Aim of the task: Pull out every line containing the string "milk".

# Entries shown start

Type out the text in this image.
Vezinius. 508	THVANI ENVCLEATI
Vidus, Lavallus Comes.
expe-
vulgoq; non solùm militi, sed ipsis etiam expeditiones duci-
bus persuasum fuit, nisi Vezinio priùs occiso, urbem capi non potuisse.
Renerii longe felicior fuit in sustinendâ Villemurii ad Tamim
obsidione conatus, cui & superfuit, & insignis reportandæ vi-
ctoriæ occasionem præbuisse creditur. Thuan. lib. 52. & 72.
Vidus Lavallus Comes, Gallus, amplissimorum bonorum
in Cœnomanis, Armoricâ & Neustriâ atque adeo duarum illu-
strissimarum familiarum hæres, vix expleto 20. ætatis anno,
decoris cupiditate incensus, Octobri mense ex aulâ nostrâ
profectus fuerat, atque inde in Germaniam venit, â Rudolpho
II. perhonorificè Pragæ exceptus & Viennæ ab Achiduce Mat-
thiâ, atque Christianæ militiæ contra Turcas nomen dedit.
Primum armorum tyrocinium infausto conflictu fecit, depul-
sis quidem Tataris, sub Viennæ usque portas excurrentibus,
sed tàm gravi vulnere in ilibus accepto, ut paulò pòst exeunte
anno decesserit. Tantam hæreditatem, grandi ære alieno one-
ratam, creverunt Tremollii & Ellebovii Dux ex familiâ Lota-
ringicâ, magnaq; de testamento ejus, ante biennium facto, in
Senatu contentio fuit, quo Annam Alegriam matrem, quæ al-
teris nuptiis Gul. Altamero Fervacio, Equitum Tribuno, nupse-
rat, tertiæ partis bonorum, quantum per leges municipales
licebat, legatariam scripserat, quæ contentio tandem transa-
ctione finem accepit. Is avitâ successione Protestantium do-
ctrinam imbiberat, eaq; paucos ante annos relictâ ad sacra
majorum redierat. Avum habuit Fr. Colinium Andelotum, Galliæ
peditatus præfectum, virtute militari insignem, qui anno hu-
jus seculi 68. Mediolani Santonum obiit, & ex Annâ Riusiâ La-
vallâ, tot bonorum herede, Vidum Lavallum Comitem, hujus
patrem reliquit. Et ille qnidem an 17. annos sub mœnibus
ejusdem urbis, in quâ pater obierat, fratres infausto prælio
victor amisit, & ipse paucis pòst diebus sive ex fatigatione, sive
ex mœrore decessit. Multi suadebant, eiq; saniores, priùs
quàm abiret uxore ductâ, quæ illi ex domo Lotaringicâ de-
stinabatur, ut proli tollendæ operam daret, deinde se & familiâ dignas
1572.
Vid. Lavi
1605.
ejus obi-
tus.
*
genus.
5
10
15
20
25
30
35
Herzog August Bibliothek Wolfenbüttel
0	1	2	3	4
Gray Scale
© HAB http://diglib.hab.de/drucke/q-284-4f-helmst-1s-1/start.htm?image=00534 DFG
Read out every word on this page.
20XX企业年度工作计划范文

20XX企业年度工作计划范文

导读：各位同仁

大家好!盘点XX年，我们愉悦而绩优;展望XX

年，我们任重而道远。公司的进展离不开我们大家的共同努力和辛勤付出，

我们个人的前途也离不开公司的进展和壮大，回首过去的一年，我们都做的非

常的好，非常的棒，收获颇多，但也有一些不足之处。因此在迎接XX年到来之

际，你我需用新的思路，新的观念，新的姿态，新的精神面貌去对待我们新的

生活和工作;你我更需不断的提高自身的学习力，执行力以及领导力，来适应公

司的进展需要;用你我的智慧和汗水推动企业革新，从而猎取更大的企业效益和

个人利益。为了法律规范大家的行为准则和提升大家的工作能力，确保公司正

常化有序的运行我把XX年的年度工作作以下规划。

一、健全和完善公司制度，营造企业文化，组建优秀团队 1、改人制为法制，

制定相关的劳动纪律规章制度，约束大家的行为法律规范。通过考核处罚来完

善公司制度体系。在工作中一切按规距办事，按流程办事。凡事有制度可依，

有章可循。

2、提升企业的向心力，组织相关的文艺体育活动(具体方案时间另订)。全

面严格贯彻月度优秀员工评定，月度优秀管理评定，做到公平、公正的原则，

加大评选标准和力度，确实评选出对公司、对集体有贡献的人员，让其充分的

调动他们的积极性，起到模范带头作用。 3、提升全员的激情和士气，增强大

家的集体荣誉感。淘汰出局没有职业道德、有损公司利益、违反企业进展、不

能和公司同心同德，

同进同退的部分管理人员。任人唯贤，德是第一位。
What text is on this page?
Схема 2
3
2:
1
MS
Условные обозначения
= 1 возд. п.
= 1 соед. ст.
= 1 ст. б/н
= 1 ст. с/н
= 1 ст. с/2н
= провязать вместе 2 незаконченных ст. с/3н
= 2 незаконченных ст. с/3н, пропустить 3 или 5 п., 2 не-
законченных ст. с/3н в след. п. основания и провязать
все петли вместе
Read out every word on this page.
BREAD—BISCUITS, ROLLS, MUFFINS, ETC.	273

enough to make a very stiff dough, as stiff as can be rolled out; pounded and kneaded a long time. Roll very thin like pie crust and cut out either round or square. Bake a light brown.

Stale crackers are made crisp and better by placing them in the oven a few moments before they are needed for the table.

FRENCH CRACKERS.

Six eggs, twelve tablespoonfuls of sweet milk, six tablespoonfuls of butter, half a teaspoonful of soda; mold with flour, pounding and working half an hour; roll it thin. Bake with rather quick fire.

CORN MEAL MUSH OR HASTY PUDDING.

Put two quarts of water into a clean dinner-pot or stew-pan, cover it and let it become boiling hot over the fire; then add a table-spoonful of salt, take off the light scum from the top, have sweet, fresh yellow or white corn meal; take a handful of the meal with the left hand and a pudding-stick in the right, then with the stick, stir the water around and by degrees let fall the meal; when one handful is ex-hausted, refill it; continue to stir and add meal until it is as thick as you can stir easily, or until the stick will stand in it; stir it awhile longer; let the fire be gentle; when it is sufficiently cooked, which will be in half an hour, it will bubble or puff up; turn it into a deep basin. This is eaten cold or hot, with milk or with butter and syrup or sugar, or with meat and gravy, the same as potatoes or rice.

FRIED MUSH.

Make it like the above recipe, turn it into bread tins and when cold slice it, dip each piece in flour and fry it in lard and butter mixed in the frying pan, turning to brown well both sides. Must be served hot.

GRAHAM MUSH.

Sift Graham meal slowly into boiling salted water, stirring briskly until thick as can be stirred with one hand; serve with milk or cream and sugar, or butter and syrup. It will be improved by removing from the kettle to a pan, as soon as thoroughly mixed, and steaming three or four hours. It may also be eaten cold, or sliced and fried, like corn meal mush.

# Entries shown end

Final answer:
Six eggs, twelve tablespoonfuls of sweet milk, six tablespoonfuls of butter, half a teaspoonful of soda; mold with flour, pounding and working half an hour; roll it thin. Bake with rather quick fire.
Put two quarts of water into a clean dinner-pot or stew-pan, cover it and let it become boiling hot over the fire; then add a table-spoonful of salt, take off the light scum from the top, have sweet, fresh yellow or white corn meal; take a handful of the meal with the left hand and a pudding-stick in the right, then with the stick, stir the water around and by degrees let fall the meal; when one handful is ex-hausted, refill it; continue to stir and add meal until it is as thick as you can stir easily, or until the stick will stand in it; stir it awhile longer; let the fire be gentle; when it is sufficiently cooked, which will be in half an hour, it will bubble or puff up; turn it into a deep basin. This is eaten cold or hot, with milk or with butter and syrup or sugar, or with meat and gravy, the same as potatoes or rice.
Sift Graham meal slowly into boiling salted water, stirring briskly until thick as can be stirred with one hand; serve with milk or cream and sugar, or butter and syrup. It will be improved by removing from the kettle to a pan, as soon as thoroughly mixed, and steaming three or four hours. It may also be eaten cold, or sliced and fried, like corn meal mush.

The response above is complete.